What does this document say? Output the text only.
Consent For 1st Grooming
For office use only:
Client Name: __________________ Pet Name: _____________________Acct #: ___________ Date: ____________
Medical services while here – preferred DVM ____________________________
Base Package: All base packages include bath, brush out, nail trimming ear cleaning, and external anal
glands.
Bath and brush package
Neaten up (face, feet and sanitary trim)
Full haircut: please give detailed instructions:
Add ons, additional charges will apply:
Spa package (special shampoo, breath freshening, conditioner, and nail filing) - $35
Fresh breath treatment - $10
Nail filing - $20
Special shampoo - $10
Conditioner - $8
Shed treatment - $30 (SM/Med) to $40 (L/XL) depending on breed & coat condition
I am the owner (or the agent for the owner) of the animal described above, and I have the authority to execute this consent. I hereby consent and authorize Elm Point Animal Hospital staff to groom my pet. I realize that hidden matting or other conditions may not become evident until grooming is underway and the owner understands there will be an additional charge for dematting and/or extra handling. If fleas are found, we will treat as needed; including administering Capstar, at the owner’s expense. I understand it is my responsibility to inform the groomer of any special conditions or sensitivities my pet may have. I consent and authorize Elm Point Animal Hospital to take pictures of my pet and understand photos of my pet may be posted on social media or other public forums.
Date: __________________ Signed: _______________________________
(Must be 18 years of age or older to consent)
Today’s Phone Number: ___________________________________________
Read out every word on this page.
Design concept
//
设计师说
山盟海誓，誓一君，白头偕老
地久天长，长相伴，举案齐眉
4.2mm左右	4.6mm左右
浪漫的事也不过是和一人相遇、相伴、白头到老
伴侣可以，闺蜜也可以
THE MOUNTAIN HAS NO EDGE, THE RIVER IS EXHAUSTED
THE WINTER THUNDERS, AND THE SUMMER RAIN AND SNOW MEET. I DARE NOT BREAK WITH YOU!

········

**Work instructions**
Every line of the data above should be copied exactly.

**Finished exercise**
What does this document say? Output the text only.
Consent For 1st Grooming
For office use only:
Client Name: __________________ Pet Name: _____________________Acct #: ___________ Date: ____________
Medical services while here – preferred DVM ____________________________
Base Package: All base packages include bath, brush out, nail trimming ear cleaning, and external anal
glands.
Bath and brush package
Neaten up (face, feet and sanitary trim)
Full haircut: please give detailed instructions:
Add ons, additional charges will apply:
Spa package (special shampoo, breath freshening, conditioner, and nail filing) - $35
Fresh breath treatment - $10
Nail filing - $20
Special shampoo - $10
Conditioner - $8
Shed treatment - $30 (SM/Med) to $40 (L/XL) depending on breed & coat condition
I am the owner (or the agent for the owner) of the animal described above, and I have the authority to execute this consent. I hereby consent and authorize Elm Point Animal Hospital staff to groom my pet. I realize that hidden matting or other conditions may not become evident until grooming is underway and the owner understands there will be an additional charge for dematting and/or extra handling. If fleas are found, we will treat as needed; including administering Capstar, at the owner’s expense. I understand it is my responsibility to inform the groomer of any special conditions or sensitivities my pet may have. I consent and authorize Elm Point Animal Hospital to take pictures of my pet and understand photos of my pet may be posted on social media or other public forums.
Date: __________________ Signed: _______________________________
(Must be 18 years of age or older to consent)
Today’s Phone Number: ___________________________________________
Read out every word on this page.
Design concept
//
设计师说
山盟海誓，誓一君，白头偕老
地久天长，长相伴，举案齐眉
4.2mm左右	4.6mm左右
浪漫的事也不过是和一人相遇、相伴、白头到老
伴侣可以，闺蜜也可以
THE MOUNTAIN HAS NO EDGE, THE RIVER IS EXHAUSTED
THE WINTER THUNDERS, AND THE SUMMER RAIN AND SNOW MEET. I DARE NOT BREAK WITH YOU!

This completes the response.